_AIM_. Exclude any images and output the remaining records exactly.

──────── RAW RECORDS

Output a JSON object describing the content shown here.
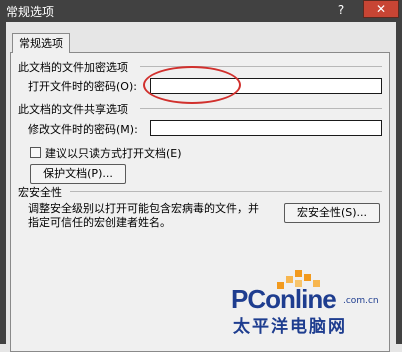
{
  "window": {
    "title": "常规选项",
    "help_label": "?",
    "close_label": "✕"
  },
  "tab": {
    "label": "常规选项"
  },
  "encrypt_section": {
    "title": "此文档的文件加密选项",
    "open_password_label": "打开文件时的密码",
    "open_password_key": "(O):",
    "open_password_value": ""
  },
  "share_section": {
    "title": "此文档的文件共享选项",
    "modify_password_label": "修改文件时的密码",
    "modify_password_key": "(M):",
    "modify_password_value": "",
    "readonly_label": "建议以只读方式打开文档",
    "readonly_key": "(E)",
    "readonly_checked": false,
    "protect_button_label": "保护文档",
    "protect_button_key": "(P)...",
    "protect_button_key_letter": "P"
  },
  "macro_section": {
    "title": "宏安全性",
    "description_line1": "调整安全级别以打开可能包含宏病毒的文件，并",
    "description_line2": "指定可信任的宏创建者姓名。",
    "button_label": "宏安全性",
    "button_key": "(S)..."
  },
  "watermark": {
    "brand": "PConline",
    "domain": ".com.cn",
    "chinese": "太平洋电脑网"
  },
  "colors": {
    "titlebar": "#414141",
    "close_button": "#c84534",
    "highlight_circle": "#d1302d",
    "watermark_blue": "#1e3d8f",
    "watermark_orange": "#f29a1e"
  }
}
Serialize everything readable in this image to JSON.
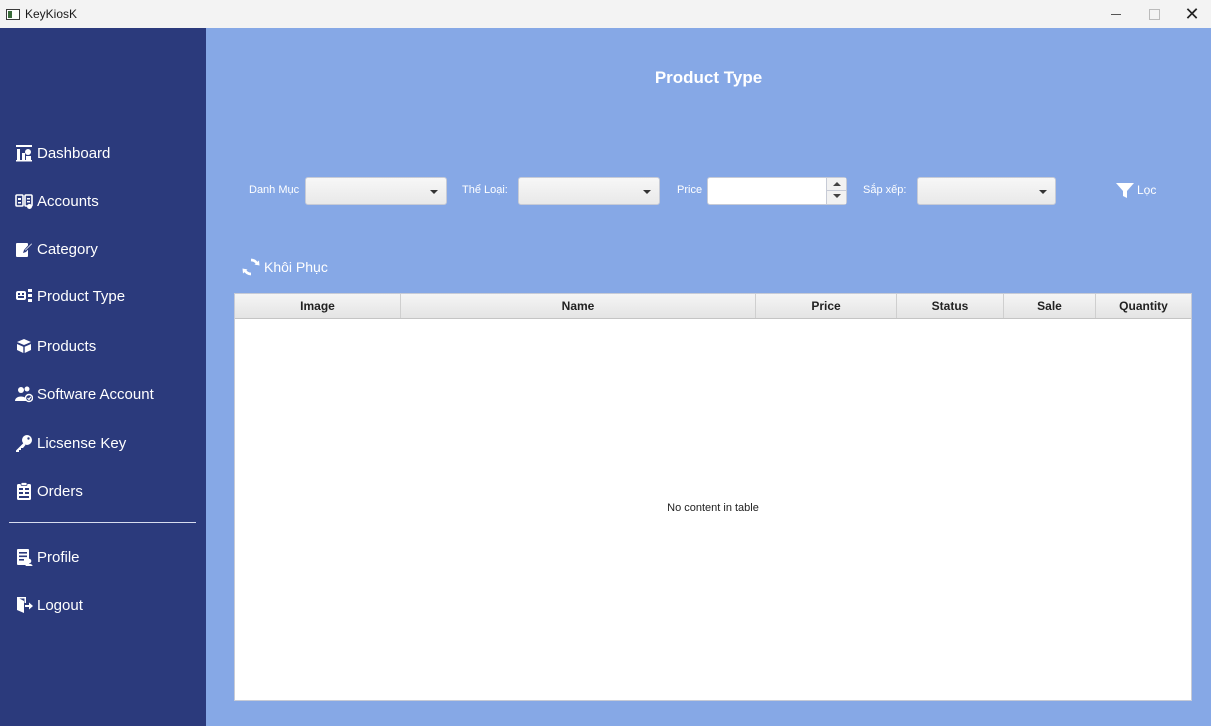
{
  "window": {
    "title": "KeyKiosK",
    "minimize_icon": "minimize-icon",
    "maximize_icon": "maximize-icon",
    "close_icon": "close-icon",
    "close_glyph": "✕"
  },
  "sidebar": {
    "items": [
      {
        "label": "Dashboard",
        "icon": "dashboard-icon"
      },
      {
        "label": "Accounts",
        "icon": "accounts-icon"
      },
      {
        "label": "Category",
        "icon": "edit-icon"
      },
      {
        "label": "Product Type",
        "icon": "product-type-icon"
      },
      {
        "label": "Products",
        "icon": "products-icon"
      },
      {
        "label": "Software Account",
        "icon": "users-icon"
      },
      {
        "label": "Licsense Key",
        "icon": "key-icon"
      },
      {
        "label": "Orders",
        "icon": "clipboard-icon"
      }
    ],
    "bottom_items": [
      {
        "label": "Profile",
        "icon": "profile-icon"
      },
      {
        "label": "Logout",
        "icon": "logout-icon"
      }
    ]
  },
  "page": {
    "title": "Product Type"
  },
  "filters": {
    "category_label": "Danh Mục",
    "category_value": "",
    "genre_label": "Thể Loại:",
    "genre_value": "",
    "price_label": "Price",
    "price_value": "",
    "sort_label": "Sắp xếp:",
    "sort_value": "",
    "filter_button": "Lọc"
  },
  "restore_button": "Khôi Phục",
  "table": {
    "columns": [
      "Image",
      "Name",
      "Price",
      "Status",
      "Sale",
      "Quantity"
    ],
    "rows": [],
    "empty_message": "No content in table"
  },
  "colors": {
    "sidebar": "#2b3a7c",
    "main": "#86a8e6",
    "titlebar": "#f3f3f3"
  }
}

────────────────

_RESPONSE_.
Output a JSON object describing the content shown here.
{
  "window": {
    "title": "常规选项",
    "help_label": "?",
    "close_label": "✕"
  },
  "tab": {
    "label": "常规选项"
  },
  "encrypt_section": {
    "title": "此文档的文件加密选项",
    "open_password_label": "打开文件时的密码",
    "open_password_key": "(O):",
    "open_password_value": ""
  },
  "share_section": {
    "title": "此文档的文件共享选项",
    "modify_password_label": "修改文件时的密码",
    "modify_password_key": "(M):",
    "modify_password_value": "",
    "readonly_label": "建议以只读方式打开文档",
    "readonly_key": "(E)",
    "readonly_checked": false,
    "protect_button_label": "保护文档",
    "protect_button_key": "(P)...",
    "protect_button_key_letter": "P"
  },
  "macro_section": {
    "title": "宏安全性",
    "description_line1": "调整安全级别以打开可能包含宏病毒的文件，并",
    "description_line2": "指定可信任的宏创建者姓名。",
    "button_label": "宏安全性",
    "button_key": "(S)..."
  },
  "watermark": {
    "brand": "PConline",
    "domain": ".com.cn",
    "chinese": "太平洋电脑网"
  },
  "colors": {
    "titlebar": "#414141",
    "close_button": "#c84534",
    "highlight_circle": "#d1302d",
    "watermark_blue": "#1e3d8f",
    "watermark_orange": "#f29a1e"
  }
}
Serialize everything readable in this image to JSON.
{
  "window": {
    "title": "KeyKiosK",
    "minimize_icon": "minimize-icon",
    "maximize_icon": "maximize-icon",
    "close_icon": "close-icon",
    "close_glyph": "✕"
  },
  "sidebar": {
    "items": [
      {
        "label": "Dashboard",
        "icon": "dashboard-icon"
      },
      {
        "label": "Accounts",
        "icon": "accounts-icon"
      },
      {
        "label": "Category",
        "icon": "edit-icon"
      },
      {
        "label": "Product Type",
        "icon": "product-type-icon"
      },
      {
        "label": "Products",
        "icon": "products-icon"
      },
      {
        "label": "Software Account",
        "icon": "users-icon"
      },
      {
        "label": "Licsense Key",
        "icon": "key-icon"
      },
      {
        "label": "Orders",
        "icon": "clipboard-icon"
      }
    ],
    "bottom_items": [
      {
        "label": "Profile",
        "icon": "profile-icon"
      },
      {
        "label": "Logout",
        "icon": "logout-icon"
      }
    ]
  },
  "page": {
    "title": "Product Type"
  },
  "filters": {
    "category_label": "Danh Mục",
    "category_value": "",
    "genre_label": "Thể Loại:",
    "genre_value": "",
    "price_label": "Price",
    "price_value": "",
    "sort_label": "Sắp xếp:",
    "sort_value": "",
    "filter_button": "Lọc"
  },
  "restore_button": "Khôi Phục",
  "table": {
    "columns": [
      "Image",
      "Name",
      "Price",
      "Status",
      "Sale",
      "Quantity"
    ],
    "rows": [],
    "empty_message": "No content in table"
  },
  "colors": {
    "sidebar": "#2b3a7c",
    "main": "#86a8e6",
    "titlebar": "#f3f3f3"
  }
}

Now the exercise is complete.